## 指示内容:
(a) 『モンキーマン』の評文のうち、「孫悟空が主人公の「ドラゴンボ」から「ような感覚で鑑賞できるのだ。」までを、両端も含めてそのまま書き写すこと。
(b) 『モンキーマン』の評文について、次の問いに答えること。
(i) ハヌマーンは何の象徴とされているか。
(ii) 「ONE PIECE」で、ハヌマーンが元ネタとも言われている登場人物は誰か。
(iii) 「現代のコミックが東洋哲学にインスピレーションを得ていることに驚いた」と発言したのは誰か。
(c) 『モンキーマン』の評文を、最後の文に続けて書き進めること。

主人公キッドが、なぜモンキーの仮面をかぶっているのか。それはインド神話における神猿ハヌマーンに由来する。知恵、強さ、勇気、献身、自由の象徴であるハヌマーンは西遊記の孫悟空のモデルになったとされている。

これを知っていると『モンキーマン』が少年ジャンプ的にも見えてくる。

孫悟空が主人公の「ドラゴンボール」はもちろんだが、「ONE PIECE」のモンキー・D・ルフィもハヌマーンが元ネタとも言われている。

デヴ・パデル監督自身、「現代のコミックが東洋哲学にインスピレーションを得ていることに驚いた」と発言していることからも、本作におけるコミックヒーロー像は意識的だったのかもしれない。

主人公に宿敵がいる。戦いに敗れ、強くなるために修行する。その過程で仲間が増えていく。そしてある日、悟りを開いたかのように覚醒する。こう書くと『モンキーマン』も非常にマンガ的でわかりやすい。

宗教観に加え登場人物の背景など順序立てた説明を省いている。しかし、この映画は明確ではないが、明瞭なストーリー展開なのだ。だからマンガを一気に読むような感覚で鑑賞できるのだ。

しかし、少年マンガ的要素だけでは終わらない。
『モンキーマン』は復讐を遂げるための物語。根源的に怒りがある。

## 抽出した行:
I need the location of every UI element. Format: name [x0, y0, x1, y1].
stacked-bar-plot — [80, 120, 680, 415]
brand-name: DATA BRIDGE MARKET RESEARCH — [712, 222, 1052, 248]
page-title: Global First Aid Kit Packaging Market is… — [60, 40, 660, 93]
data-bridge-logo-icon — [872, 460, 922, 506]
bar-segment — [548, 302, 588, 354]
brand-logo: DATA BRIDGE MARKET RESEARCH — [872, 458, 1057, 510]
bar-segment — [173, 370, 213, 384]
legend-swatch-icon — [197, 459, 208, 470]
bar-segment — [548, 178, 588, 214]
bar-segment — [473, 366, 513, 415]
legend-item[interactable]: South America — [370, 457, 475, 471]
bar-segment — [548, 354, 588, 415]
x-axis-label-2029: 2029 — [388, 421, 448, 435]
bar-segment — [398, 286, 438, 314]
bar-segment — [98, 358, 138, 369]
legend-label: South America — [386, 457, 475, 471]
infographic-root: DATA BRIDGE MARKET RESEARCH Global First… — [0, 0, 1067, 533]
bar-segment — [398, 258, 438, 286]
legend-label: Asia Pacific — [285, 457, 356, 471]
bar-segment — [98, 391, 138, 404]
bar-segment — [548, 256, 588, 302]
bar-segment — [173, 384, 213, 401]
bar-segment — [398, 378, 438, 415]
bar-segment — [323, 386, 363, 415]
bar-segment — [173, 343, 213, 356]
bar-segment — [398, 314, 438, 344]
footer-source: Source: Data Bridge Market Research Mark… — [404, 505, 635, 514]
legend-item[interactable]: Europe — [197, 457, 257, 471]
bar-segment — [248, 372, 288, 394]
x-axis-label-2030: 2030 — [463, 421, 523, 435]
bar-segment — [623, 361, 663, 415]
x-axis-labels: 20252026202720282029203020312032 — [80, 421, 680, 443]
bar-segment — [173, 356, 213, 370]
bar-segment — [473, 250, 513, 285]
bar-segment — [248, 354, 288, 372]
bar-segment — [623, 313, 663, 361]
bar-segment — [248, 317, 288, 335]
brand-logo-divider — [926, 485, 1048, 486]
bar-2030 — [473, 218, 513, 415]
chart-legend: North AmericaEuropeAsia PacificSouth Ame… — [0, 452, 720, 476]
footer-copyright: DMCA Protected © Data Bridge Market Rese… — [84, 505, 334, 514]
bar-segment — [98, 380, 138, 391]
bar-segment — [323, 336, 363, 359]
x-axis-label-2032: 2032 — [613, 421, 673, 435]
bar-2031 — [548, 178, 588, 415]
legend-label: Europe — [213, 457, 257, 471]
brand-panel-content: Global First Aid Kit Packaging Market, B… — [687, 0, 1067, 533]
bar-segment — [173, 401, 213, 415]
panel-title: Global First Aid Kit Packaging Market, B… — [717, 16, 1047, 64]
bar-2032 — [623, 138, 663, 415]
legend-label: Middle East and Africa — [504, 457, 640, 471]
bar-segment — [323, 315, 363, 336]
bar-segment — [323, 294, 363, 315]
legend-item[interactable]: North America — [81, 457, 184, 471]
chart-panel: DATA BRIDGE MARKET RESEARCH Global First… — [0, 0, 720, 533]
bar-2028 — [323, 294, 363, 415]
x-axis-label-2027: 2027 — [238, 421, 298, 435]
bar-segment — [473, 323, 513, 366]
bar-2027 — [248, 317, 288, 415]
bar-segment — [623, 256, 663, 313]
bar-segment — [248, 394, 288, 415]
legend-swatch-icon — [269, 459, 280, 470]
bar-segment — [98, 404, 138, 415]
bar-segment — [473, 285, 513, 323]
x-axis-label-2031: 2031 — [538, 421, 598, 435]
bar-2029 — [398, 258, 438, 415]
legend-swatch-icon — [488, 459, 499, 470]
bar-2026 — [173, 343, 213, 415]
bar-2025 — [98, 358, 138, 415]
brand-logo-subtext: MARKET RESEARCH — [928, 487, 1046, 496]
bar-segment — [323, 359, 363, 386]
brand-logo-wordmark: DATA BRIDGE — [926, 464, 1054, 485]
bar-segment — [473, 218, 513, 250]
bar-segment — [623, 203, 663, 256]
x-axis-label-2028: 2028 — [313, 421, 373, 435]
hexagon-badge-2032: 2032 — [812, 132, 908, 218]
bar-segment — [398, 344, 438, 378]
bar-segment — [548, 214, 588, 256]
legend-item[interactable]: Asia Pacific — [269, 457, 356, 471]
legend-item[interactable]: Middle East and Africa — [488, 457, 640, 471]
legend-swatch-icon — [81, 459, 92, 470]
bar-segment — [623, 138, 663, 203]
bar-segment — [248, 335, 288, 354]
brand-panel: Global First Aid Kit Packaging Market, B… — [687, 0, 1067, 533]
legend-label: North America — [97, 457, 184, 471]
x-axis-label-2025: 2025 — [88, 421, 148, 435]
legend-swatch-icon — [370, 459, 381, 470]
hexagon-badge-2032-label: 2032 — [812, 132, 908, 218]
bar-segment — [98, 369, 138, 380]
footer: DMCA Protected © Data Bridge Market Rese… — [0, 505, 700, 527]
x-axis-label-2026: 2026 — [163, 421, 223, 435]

## 回答一覧:
(a)
孫悟空が主人公の「ドラゴンボール」はもちろんだが、「ONE PIECE」のモンキー・D・ルフィもハヌマーンが元ネタとも言われている。

デヴ・パデル監督自身、「現代のコミックが東洋哲学にインスピレーションを得ていることに驚いた」と発言していることからも、本作におけるコミックヒーロー像は意識的だったのかもしれない。

主人公に宿敵がいる。戦いに敗れ、強くなるために修行する。その過程で仲間が増えていく。そしてある日、悟りを開いたかのように覚醒する。こう書くと『モンキーマン』も非常にマンガ的でわかりやすい。

宗教観に加え登場人物の背景など順序立てた説明を省いている。しかし、この映画は明確ではないが、明瞭なストーリー展開なのだ。だからマンガを一気に読むような感覚で鑑賞できるのだ。

(b)
(i) 知恵、強さ、勇気、献身、自由
(ii) モンキー・D・ルフィ
(iii) デヴ・パデル監督

(c)
それは宿敵に向けたものだけでなく、社会構造全体へ向けたもの。それは時折挟み込まれるニュース映像で明らかだ。

インドにおける貧困差別問題、売春、ドラッグ、公職による不正といった都市部の腐敗。

BRICSと評され世界が注目し成長著しいインド。舞台は架空の都市としているものの、これからどんどん豊かな国になるんだろうなというイメージは、まやかしのインドだという風刺が随所に盛り込まれている。

劇中の虐げられている女性をはじめとした弱者たちは「助けて」とは言わない、言えないのだ。声にならない声が、その表情を見るだけで十分伝わってくる。しかし弱者たちも声を上げて戦わなければならない。過去を壊さないと成長はないのだ。

デヴ・パテルを世界的に有名にした『スラムドッグ$ミリオネア』。この作品もスラム育ちの青年が身の潔白を主張する姿を通じてインド社会の現実を描いたものだった。ムンバイ同時多発テロの際、人質となった宿泊客を救おうとしたホテルマンたちの姿を描いた『ホテル・ムンバイ』で出演兼製作総指揮を経て、今作がロンドン生まれの褐色の俳優の初監督作品となった。歌や踊りはないが『モンキーマン』は紛れもなくインド映画だ。

デヴ・パテルは「弱者のための賛歌を作りたかったんだ」と言う。

だから、神が許してもモンキーマンは許さない。
このどうしようもない世の中に誕生した怒れるヒーローを、そのエネルギーに満ちた熱狂を、スクリーンで感じてほしい。


文 / 小倉靖史

作品情報
映画『モンキーマン』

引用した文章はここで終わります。